#### Input rows
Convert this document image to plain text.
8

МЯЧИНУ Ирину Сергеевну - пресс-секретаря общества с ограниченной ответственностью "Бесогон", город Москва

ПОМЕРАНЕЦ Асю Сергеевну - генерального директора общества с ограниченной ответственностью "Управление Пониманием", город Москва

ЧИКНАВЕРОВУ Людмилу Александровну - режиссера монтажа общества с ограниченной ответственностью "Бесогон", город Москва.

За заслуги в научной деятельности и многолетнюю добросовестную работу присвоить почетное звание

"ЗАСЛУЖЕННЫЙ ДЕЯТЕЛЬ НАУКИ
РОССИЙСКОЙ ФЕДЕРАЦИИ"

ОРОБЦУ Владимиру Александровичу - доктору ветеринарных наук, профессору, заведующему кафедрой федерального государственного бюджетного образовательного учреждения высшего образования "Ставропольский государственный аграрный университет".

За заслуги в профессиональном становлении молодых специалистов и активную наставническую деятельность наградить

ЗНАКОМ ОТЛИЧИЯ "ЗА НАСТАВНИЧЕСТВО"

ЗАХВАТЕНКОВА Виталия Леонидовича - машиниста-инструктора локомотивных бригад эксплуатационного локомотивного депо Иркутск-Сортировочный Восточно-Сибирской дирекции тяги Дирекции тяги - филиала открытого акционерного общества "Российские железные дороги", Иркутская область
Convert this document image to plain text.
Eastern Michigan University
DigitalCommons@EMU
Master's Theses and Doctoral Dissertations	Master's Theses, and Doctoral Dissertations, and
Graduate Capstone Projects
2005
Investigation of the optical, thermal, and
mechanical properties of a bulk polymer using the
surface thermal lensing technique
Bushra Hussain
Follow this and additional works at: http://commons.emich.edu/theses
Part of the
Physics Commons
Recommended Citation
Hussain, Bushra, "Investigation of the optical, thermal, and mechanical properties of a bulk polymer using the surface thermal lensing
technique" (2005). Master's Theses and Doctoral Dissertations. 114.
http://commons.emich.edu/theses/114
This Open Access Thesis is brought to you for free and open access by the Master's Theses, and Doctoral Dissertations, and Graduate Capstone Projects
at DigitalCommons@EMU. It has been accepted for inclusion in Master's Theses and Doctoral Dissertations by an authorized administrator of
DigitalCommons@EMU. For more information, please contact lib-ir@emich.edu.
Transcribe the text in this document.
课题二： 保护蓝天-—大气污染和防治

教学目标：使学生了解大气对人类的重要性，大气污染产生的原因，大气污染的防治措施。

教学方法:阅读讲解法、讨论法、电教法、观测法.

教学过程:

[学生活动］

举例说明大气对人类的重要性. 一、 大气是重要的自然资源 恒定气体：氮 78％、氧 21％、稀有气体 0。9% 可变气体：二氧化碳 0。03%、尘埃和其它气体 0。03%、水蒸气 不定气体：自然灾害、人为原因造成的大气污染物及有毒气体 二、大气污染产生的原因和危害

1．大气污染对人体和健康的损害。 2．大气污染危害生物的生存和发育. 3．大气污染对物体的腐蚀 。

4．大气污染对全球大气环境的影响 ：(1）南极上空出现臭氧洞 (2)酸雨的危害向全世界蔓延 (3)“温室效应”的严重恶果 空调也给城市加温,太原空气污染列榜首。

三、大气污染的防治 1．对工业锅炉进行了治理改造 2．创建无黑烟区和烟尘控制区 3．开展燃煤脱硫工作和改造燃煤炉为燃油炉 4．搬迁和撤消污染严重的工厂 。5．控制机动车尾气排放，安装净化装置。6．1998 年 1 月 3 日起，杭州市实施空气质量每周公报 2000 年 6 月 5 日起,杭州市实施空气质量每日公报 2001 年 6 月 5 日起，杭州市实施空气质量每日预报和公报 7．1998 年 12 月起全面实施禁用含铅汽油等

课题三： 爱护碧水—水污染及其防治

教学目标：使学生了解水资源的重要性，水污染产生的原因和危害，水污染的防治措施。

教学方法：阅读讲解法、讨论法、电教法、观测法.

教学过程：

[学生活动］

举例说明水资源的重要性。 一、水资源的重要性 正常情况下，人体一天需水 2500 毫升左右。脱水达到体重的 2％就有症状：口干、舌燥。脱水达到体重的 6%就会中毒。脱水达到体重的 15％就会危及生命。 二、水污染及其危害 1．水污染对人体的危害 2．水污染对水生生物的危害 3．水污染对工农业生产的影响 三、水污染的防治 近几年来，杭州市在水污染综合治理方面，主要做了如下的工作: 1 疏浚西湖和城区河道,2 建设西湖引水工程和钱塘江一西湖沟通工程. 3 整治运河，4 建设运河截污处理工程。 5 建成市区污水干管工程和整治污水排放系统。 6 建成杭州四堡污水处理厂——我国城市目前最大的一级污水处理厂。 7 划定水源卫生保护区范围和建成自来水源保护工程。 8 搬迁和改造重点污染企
--
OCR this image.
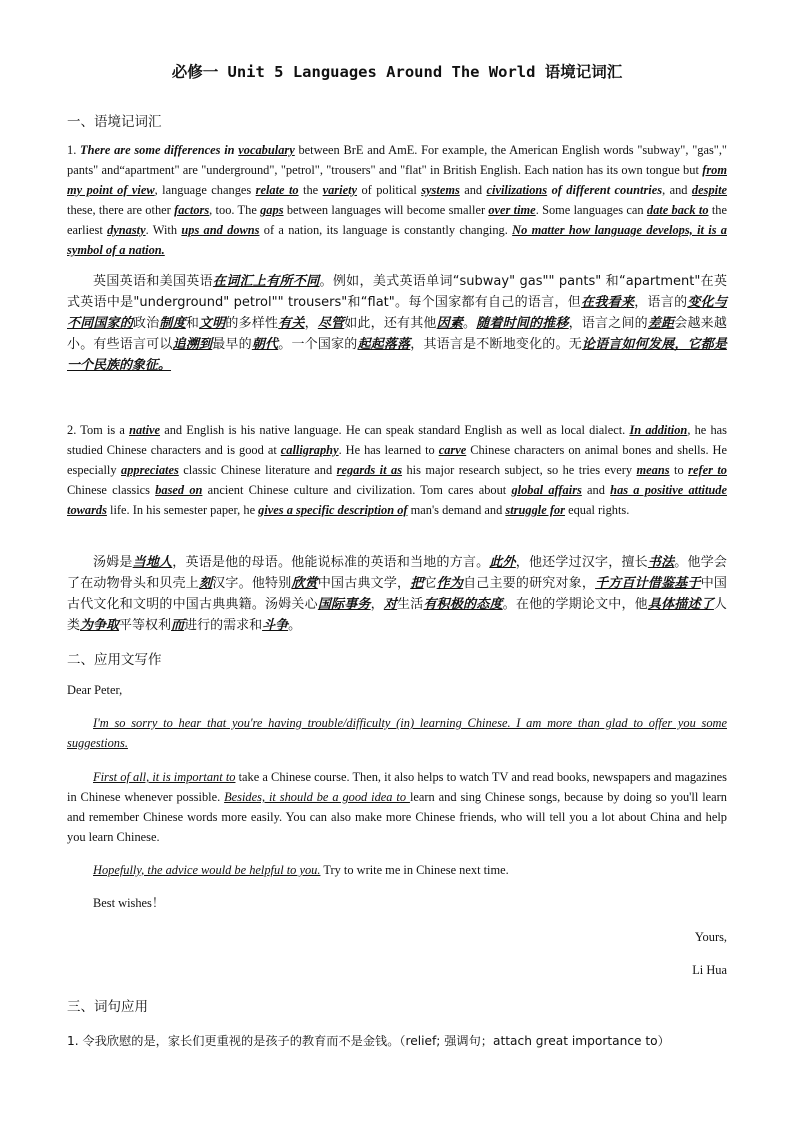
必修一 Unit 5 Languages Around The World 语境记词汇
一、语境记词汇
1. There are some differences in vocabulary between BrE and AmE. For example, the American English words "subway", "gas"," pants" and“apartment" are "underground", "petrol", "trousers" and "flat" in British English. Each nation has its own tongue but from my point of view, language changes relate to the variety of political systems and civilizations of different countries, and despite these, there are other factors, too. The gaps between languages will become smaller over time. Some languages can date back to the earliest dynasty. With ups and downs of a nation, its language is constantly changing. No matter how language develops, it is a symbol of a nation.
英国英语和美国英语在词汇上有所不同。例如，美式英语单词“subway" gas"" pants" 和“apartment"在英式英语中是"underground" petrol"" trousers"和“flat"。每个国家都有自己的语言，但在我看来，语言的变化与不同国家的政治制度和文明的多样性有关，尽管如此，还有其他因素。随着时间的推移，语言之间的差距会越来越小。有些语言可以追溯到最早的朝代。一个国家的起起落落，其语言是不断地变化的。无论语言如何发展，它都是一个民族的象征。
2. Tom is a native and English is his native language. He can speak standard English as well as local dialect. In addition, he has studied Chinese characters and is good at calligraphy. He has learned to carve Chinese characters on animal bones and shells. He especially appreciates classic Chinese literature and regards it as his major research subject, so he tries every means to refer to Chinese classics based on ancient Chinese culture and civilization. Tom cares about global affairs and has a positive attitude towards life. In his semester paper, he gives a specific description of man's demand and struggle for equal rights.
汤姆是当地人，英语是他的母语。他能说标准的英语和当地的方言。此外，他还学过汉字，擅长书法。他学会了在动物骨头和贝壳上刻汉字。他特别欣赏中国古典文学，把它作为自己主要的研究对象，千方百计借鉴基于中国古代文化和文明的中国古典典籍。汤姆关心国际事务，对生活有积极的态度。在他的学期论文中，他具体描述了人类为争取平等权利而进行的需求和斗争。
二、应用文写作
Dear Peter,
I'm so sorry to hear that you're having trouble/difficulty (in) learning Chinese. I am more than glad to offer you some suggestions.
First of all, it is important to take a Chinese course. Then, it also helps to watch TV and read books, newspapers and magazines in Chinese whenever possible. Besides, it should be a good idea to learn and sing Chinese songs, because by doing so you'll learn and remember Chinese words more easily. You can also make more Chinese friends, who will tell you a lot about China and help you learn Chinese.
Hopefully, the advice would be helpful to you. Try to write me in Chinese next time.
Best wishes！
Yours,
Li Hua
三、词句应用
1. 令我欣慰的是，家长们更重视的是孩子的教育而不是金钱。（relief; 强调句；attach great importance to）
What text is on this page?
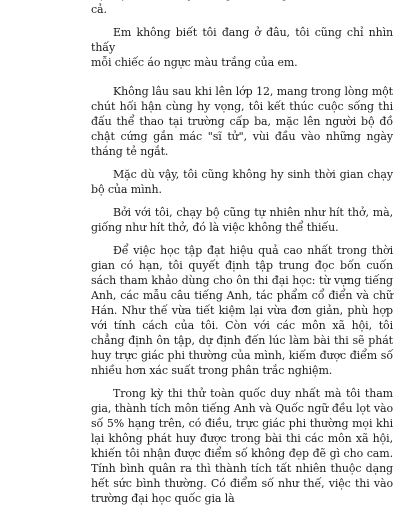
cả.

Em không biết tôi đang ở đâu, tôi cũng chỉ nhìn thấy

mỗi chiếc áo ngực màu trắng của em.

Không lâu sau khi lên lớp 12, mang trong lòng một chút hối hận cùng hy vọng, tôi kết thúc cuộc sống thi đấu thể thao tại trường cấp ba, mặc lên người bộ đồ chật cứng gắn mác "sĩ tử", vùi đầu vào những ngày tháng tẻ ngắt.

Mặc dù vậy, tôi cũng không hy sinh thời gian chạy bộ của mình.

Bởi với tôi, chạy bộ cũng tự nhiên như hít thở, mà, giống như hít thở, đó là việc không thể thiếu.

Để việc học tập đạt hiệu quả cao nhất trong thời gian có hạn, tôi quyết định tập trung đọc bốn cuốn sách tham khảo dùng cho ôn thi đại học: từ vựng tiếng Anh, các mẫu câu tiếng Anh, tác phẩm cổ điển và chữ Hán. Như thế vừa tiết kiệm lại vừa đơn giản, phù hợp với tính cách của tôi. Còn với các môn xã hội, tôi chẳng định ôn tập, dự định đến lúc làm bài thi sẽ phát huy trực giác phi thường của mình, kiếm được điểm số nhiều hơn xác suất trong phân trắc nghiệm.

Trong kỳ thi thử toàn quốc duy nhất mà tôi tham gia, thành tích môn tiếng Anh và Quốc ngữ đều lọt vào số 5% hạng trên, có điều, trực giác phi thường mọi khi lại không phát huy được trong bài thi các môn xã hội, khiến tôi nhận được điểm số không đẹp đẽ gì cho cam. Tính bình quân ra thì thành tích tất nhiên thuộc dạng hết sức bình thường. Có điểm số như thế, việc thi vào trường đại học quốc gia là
...
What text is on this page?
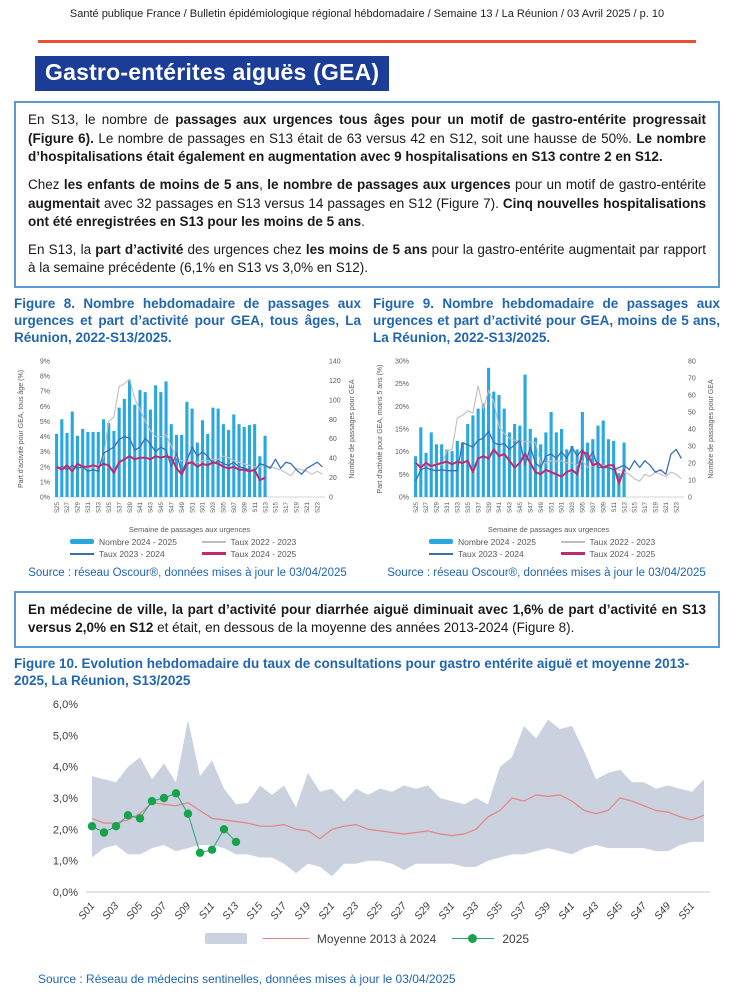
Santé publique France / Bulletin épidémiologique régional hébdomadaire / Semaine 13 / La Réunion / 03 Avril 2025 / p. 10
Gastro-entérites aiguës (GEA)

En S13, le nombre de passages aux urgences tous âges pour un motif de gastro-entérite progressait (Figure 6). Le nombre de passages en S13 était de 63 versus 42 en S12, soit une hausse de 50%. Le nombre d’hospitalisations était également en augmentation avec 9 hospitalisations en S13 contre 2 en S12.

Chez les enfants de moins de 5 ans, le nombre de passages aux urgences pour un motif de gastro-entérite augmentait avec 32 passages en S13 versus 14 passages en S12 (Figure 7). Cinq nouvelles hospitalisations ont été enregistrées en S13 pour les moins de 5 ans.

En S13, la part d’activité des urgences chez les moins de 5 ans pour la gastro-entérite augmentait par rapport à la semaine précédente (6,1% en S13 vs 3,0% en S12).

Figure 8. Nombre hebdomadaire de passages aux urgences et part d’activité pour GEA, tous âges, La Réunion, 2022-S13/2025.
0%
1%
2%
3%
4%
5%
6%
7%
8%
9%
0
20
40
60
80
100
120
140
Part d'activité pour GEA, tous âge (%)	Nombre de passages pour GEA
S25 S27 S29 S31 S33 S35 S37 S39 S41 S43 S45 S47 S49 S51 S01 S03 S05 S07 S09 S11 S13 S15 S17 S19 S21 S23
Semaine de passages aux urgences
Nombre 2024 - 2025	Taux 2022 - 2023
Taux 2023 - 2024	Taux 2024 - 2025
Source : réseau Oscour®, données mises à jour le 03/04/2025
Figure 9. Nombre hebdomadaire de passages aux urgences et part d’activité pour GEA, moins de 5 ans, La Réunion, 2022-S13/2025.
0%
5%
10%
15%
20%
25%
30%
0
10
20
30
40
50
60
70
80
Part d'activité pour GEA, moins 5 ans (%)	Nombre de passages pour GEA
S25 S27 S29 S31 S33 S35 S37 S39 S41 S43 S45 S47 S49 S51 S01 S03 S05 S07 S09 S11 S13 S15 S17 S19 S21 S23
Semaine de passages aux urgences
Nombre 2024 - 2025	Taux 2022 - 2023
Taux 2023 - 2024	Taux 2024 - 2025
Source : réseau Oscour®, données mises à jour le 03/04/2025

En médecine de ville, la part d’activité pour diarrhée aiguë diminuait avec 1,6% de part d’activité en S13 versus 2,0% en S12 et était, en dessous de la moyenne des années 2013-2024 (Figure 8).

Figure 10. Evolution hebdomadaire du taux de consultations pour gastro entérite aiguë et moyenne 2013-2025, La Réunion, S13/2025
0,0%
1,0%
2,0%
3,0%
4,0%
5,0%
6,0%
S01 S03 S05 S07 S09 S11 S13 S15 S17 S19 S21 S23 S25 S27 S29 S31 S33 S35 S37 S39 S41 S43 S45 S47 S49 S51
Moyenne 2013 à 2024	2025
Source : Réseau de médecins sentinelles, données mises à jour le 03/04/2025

#### Directions for this task
Pull out each line of the records holding the string "http".

#### Response
Follow this and additional works at: http://commons.emich.edu/theses
http://commons.emich.edu/theses/114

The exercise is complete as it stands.